═══ Data for the task ═══
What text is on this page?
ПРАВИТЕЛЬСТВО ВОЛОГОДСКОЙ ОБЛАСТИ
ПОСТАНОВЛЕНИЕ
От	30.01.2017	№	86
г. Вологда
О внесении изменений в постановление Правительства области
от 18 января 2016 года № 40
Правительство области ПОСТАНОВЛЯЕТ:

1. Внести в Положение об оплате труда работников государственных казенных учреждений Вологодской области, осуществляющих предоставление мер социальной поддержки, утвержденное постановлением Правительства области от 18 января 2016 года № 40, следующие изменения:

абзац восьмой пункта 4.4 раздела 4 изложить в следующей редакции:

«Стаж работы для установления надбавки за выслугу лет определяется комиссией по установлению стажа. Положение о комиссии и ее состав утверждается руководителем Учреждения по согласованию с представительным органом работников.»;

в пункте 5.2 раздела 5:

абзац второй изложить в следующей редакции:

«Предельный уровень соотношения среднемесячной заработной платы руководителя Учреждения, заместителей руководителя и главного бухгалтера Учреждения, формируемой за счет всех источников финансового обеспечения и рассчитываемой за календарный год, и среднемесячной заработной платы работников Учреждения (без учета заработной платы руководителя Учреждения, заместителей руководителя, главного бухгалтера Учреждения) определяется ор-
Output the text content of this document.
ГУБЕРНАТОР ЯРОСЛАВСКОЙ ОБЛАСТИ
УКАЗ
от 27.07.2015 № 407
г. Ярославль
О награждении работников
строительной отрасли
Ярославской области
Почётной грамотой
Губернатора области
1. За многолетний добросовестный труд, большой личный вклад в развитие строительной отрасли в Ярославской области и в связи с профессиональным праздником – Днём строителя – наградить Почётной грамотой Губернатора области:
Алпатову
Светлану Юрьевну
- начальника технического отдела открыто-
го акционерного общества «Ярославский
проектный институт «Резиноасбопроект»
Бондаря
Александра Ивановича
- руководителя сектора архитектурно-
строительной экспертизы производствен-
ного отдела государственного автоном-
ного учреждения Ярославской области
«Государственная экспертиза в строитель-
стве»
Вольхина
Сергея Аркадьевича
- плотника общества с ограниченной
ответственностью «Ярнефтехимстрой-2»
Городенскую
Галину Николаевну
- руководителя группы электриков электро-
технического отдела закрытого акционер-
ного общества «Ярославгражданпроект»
═══
Reproduce the data, keeping every line exactly the same.

Result for this task.
What text is on this page?
ПРАВИТЕЛЬСТВО ВОЛОГОДСКОЙ ОБЛАСТИ
ПОСТАНОВЛЕНИЕ
От	30.01.2017	№	86
г. Вологда
О внесении изменений в постановление Правительства области
от 18 января 2016 года № 40
Правительство области ПОСТАНОВЛЯЕТ:

1. Внести в Положение об оплате труда работников государственных казенных учреждений Вологодской области, осуществляющих предоставление мер социальной поддержки, утвержденное постановлением Правительства области от 18 января 2016 года № 40, следующие изменения:

абзац восьмой пункта 4.4 раздела 4 изложить в следующей редакции:

«Стаж работы для установления надбавки за выслугу лет определяется комиссией по установлению стажа. Положение о комиссии и ее состав утверждается руководителем Учреждения по согласованию с представительным органом работников.»;

в пункте 5.2 раздела 5:

абзац второй изложить в следующей редакции:

«Предельный уровень соотношения среднемесячной заработной платы руководителя Учреждения, заместителей руководителя и главного бухгалтера Учреждения, формируемой за счет всех источников финансового обеспечения и рассчитываемой за календарный год, и среднемесячной заработной платы работников Учреждения (без учета заработной платы руководителя Учреждения, заместителей руководителя, главного бухгалтера Учреждения) определяется ор-
Output the text content of this document.
ГУБЕРНАТОР ЯРОСЛАВСКОЙ ОБЛАСТИ
УКАЗ
от 27.07.2015 № 407
г. Ярославль
О награждении работников
строительной отрасли
Ярославской области
Почётной грамотой
Губернатора области
1. За многолетний добросовестный труд, большой личный вклад в развитие строительной отрасли в Ярославской области и в связи с профессиональным праздником – Днём строителя – наградить Почётной грамотой Губернатора области:
Алпатову
Светлану Юрьевну
- начальника технического отдела открыто-
го акционерного общества «Ярославский
проектный институт «Резиноасбопроект»
Бондаря
Александра Ивановича
- руководителя сектора архитектурно-
строительной экспертизы производствен-
ного отдела государственного автоном-
ного учреждения Ярославской области
«Государственная экспертиза в строитель-
стве»
Вольхина
Сергея Аркадьевича
- плотника общества с ограниченной
ответственностью «Ярнефтехимстрой-2»
Городенскую
Галину Николаевну
- руководителя группы электриков электро-
технического отдела закрытого акционер-
ного общества «Ярославгражданпроект»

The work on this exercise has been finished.